# WHAT IS EXPECTED
Find the string "河南开祥实业集团股份有限公司" and gather every line that holds it.

# INFORMATION PROVIDED
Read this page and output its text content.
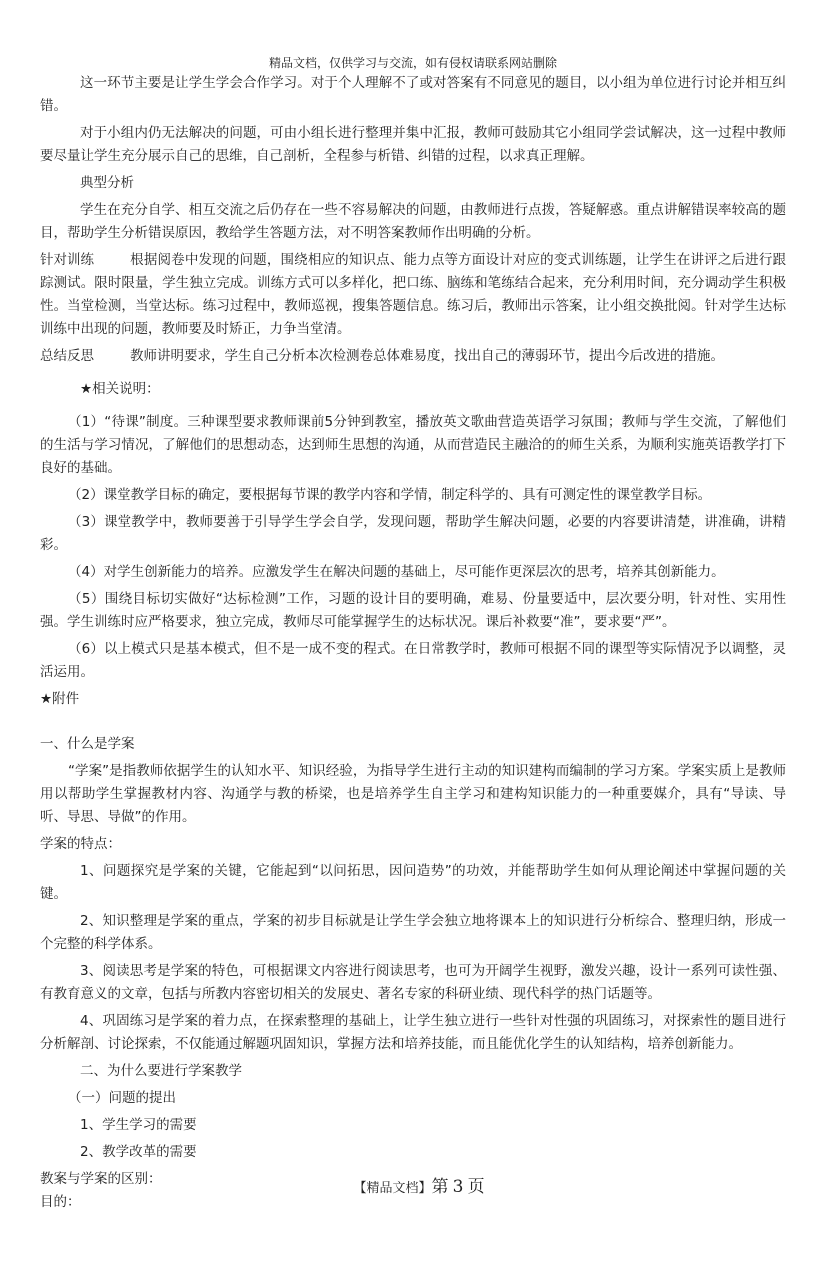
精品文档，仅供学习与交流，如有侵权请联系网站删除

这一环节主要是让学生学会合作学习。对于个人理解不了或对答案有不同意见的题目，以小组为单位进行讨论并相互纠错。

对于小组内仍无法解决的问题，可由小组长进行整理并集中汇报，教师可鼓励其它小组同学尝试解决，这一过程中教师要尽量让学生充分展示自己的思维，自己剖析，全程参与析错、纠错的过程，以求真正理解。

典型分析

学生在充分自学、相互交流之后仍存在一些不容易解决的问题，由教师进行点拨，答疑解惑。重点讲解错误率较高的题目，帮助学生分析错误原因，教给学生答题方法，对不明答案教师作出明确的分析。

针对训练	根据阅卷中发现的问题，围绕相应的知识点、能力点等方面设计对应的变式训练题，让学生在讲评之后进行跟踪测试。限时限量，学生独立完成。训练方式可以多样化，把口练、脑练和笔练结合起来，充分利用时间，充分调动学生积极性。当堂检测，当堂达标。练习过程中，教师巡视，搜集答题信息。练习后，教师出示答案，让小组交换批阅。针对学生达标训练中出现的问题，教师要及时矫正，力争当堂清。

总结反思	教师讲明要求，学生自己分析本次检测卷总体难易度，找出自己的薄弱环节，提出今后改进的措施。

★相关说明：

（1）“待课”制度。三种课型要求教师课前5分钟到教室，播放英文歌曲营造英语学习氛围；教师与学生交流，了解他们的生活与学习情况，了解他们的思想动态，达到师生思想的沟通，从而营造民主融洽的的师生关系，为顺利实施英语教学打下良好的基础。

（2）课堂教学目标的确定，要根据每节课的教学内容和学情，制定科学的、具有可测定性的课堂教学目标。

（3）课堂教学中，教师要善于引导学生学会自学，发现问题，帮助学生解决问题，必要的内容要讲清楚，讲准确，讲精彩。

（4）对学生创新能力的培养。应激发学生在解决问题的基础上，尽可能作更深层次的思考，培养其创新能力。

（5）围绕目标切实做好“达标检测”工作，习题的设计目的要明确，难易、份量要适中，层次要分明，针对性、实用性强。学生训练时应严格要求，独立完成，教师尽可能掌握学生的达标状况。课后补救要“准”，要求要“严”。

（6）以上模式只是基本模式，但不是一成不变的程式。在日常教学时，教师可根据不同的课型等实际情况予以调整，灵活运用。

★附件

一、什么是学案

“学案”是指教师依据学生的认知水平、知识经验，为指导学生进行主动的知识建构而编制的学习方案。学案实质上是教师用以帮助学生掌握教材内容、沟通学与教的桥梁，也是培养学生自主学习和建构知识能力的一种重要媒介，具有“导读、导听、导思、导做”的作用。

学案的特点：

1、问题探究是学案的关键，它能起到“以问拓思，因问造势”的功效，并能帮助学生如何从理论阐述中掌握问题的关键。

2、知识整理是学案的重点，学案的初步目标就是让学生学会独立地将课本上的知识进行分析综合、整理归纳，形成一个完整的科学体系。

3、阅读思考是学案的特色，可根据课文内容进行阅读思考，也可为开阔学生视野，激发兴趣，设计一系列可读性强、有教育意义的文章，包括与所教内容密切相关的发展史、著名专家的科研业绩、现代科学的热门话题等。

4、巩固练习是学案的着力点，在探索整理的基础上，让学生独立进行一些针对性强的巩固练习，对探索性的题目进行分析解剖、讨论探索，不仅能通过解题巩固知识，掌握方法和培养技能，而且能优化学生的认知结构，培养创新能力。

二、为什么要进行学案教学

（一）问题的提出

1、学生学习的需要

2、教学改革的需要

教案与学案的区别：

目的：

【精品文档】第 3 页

---

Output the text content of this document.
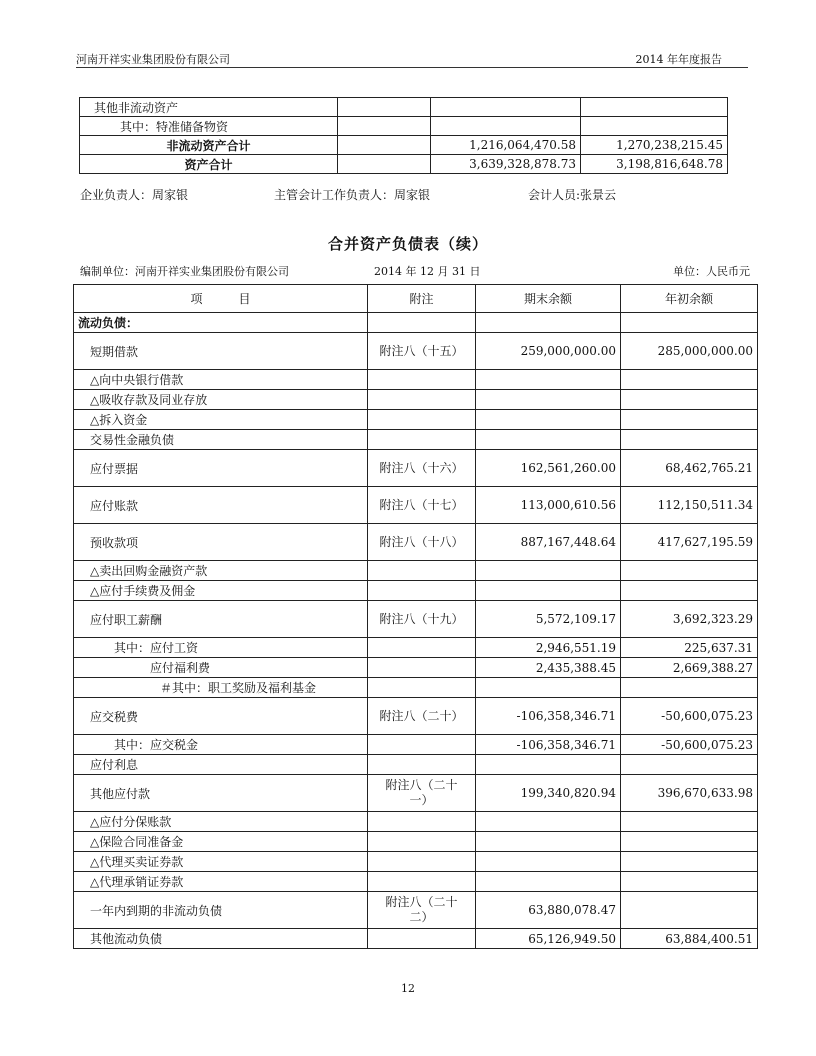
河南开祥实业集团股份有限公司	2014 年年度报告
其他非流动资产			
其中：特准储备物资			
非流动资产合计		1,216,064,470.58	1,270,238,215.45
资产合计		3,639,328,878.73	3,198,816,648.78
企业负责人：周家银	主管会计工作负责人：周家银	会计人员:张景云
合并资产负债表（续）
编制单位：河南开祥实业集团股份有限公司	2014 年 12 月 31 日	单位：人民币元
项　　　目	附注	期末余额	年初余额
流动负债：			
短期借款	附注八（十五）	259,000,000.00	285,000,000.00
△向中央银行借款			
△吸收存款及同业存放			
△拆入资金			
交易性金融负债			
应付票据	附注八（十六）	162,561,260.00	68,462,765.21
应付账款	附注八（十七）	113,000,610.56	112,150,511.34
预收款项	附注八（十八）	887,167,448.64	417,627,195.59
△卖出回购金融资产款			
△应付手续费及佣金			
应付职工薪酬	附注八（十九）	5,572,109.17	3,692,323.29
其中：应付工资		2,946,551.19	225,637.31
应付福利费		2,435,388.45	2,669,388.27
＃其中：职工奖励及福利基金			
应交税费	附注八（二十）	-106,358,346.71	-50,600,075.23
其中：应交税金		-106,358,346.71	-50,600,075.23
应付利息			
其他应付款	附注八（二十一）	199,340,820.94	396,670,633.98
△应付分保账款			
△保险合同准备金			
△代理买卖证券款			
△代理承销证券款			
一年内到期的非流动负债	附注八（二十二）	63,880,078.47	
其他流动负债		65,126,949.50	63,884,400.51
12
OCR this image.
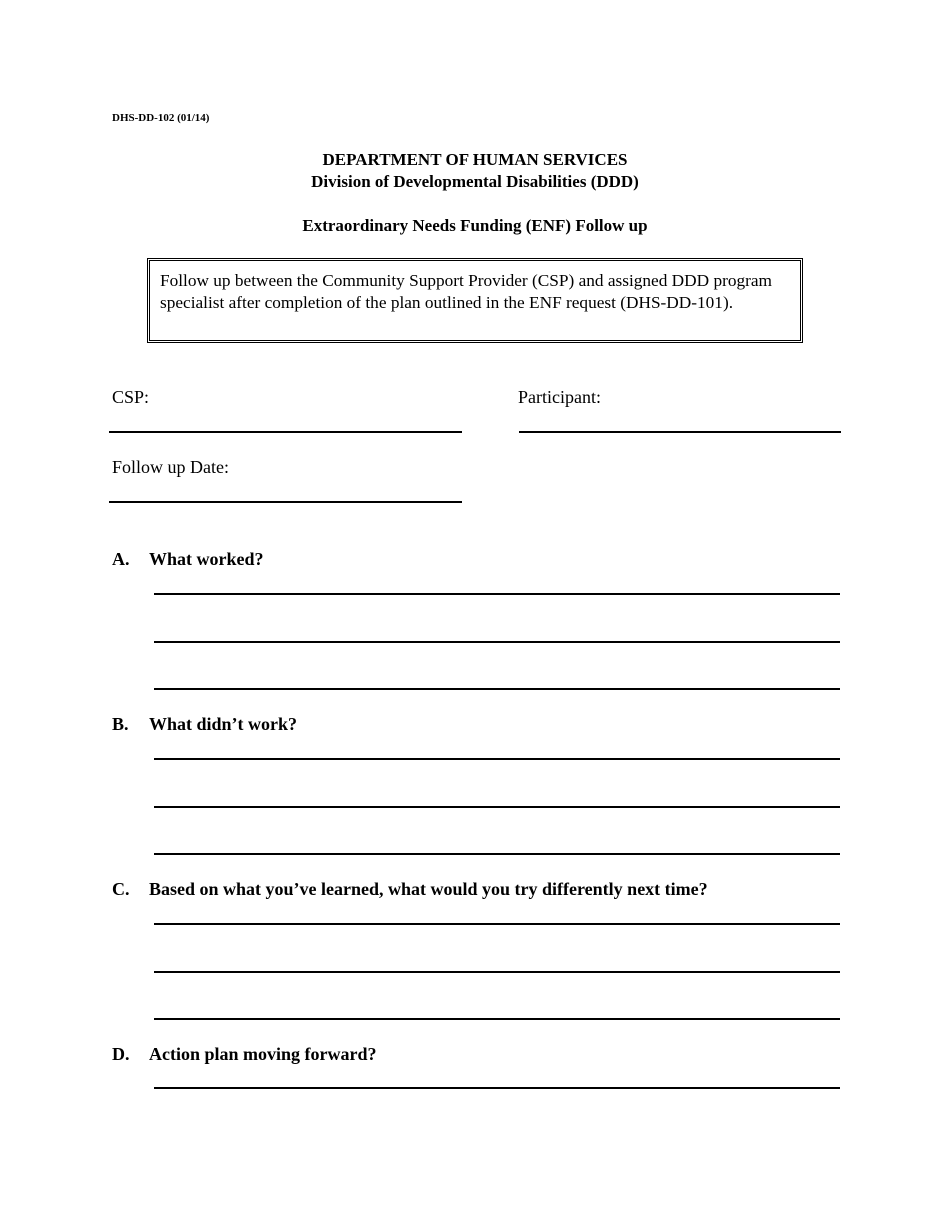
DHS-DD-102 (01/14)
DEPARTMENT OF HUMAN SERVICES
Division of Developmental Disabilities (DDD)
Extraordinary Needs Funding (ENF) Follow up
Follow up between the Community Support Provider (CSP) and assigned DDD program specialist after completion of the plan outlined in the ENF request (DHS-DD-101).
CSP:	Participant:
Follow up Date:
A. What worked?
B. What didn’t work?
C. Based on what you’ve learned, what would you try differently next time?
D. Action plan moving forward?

# SOLUTION TO THIS TASK
河南开祥实业集团股份有限公司	2014 年年度报告
编制单位：河南开祥实业集团股份有限公司	2014 年 12 月 31 日	单位：人民币元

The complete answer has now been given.